**What is asked**
The records below must be transcribed exactly. Do not include the pictures.
——————
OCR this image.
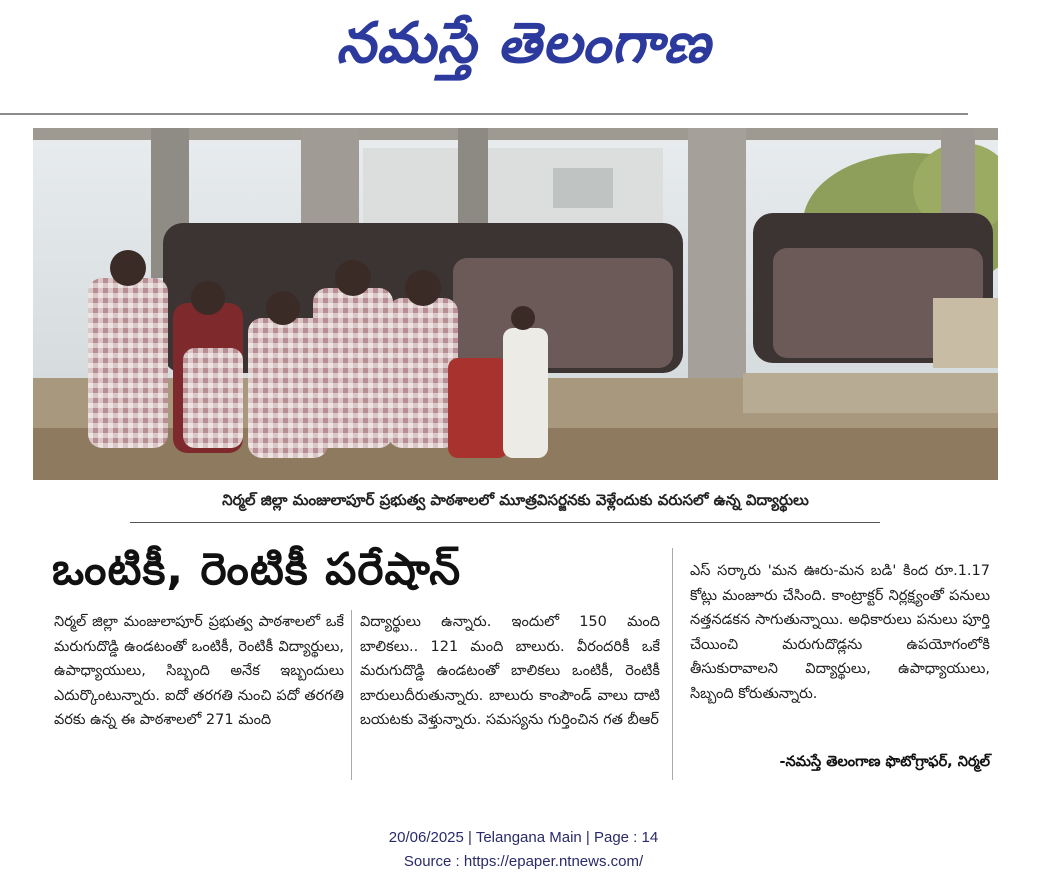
నమస్తే తెలంగాణ
నిర్మల్ జిల్లా మంజులాపూర్ ప్రభుత్వ పాఠశాలలో మూత్రవిసర్జనకు వెళ్లేందుకు వరుసలో ఉన్న విద్యార్థులు
ఒంటికీ, రెంటికీ పరేషాన్

నిర్మల్ జిల్లా మంజులాపూర్ ప్రభుత్వ పాఠశాలలో ఒకే మరుగుదొడ్డి ఉండటంతో ఒంటికీ, రెంటికీ విద్యార్థులు, ఉపాధ్యాయులు, సిబ్బంది అనేక ఇబ్బందులు ఎదుర్కొంటున్నారు. ఐదో తరగతి నుంచి పదో తరగతి వరకు ఉన్న ఈ పాఠశాలలో 271 మంది

విద్యార్థులు ఉన్నారు. ఇందులో 150 మంది బాలికలు.. 121 మంది బాలురు. వీరందరికీ ఒకే మరుగుదొడ్డి ఉండటంతో బాలికలు ఒంటికీ, రెంటికీ బారులుదీరుతున్నారు. బాలురు కాంపౌండ్ వాలు దాటి బయటకు వెళ్తున్నారు. సమస్యను గుర్తించిన గత బీఆర్

ఎస్ సర్కారు 'మన ఊరు-మన బడి' కింద రూ.1.17 కోట్లు మంజూరు చేసింది. కాంట్రాక్టర్ నిర్లక్ష్యంతో పనులు నత్తనడకన సాగుతున్నాయి. అధికారులు పనులు పూర్తి చేయించి మరుగుదొడ్లను ఉపయోగంలోకి తీసుకురావాలని విద్యార్థులు, ఉపాధ్యాయులు, సిబ్బంది కోరుతున్నారు.

-నమస్తే తెలంగాణ ఫొటోగ్రాఫర్, నిర్మల్
20/06/2025 | Telangana Main | Page : 14
Source : https://epaper.ntnews.com/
——————
**Exercise output**
OCR this image.
నమస్తే తెలంగాణ
నిర్మల్ జిల్లా మంజులాపూర్ ప్రభుత్వ పాఠశాలలో మూత్రవిసర్జనకు వెళ్లేందుకు వరుసలో ఉన్న విద్యార్థులు
ఒంటికీ, రెంటికీ పరేషాన్

నిర్మల్ జిల్లా మంజులాపూర్ ప్రభుత్వ పాఠశాలలో ఒకే మరుగుదొడ్డి ఉండటంతో ఒంటికీ, రెంటికీ విద్యార్థులు, ఉపాధ్యాయులు, సిబ్బంది అనేక ఇబ్బందులు ఎదుర్కొంటున్నారు. ఐదో తరగతి నుంచి పదో తరగతి వరకు ఉన్న ఈ పాఠశాలలో 271 మంది

విద్యార్థులు ఉన్నారు. ఇందులో 150 మంది బాలికలు.. 121 మంది బాలురు. వీరందరికీ ఒకే మరుగుదొడ్డి ఉండటంతో బాలికలు ఒంటికీ, రెంటికీ బారులుదీరుతున్నారు. బాలురు కాంపౌండ్ వాలు దాటి బయటకు వెళ్తున్నారు. సమస్యను గుర్తించిన గత బీఆర్

ఎస్ సర్కారు 'మన ఊరు-మన బడి' కింద రూ.1.17 కోట్లు మంజూరు చేసింది. కాంట్రాక్టర్ నిర్లక్ష్యంతో పనులు నత్తనడకన సాగుతున్నాయి. అధికారులు పనులు పూర్తి చేయించి మరుగుదొడ్లను ఉపయోగంలోకి తీసుకురావాలని విద్యార్థులు, ఉపాధ్యాయులు, సిబ్బంది కోరుతున్నారు.

-నమస్తే తెలంగాణ ఫొటోగ్రాఫర్, నిర్మల్
20/06/2025 | Telangana Main | Page : 14
Source : https://epaper.ntnews.com/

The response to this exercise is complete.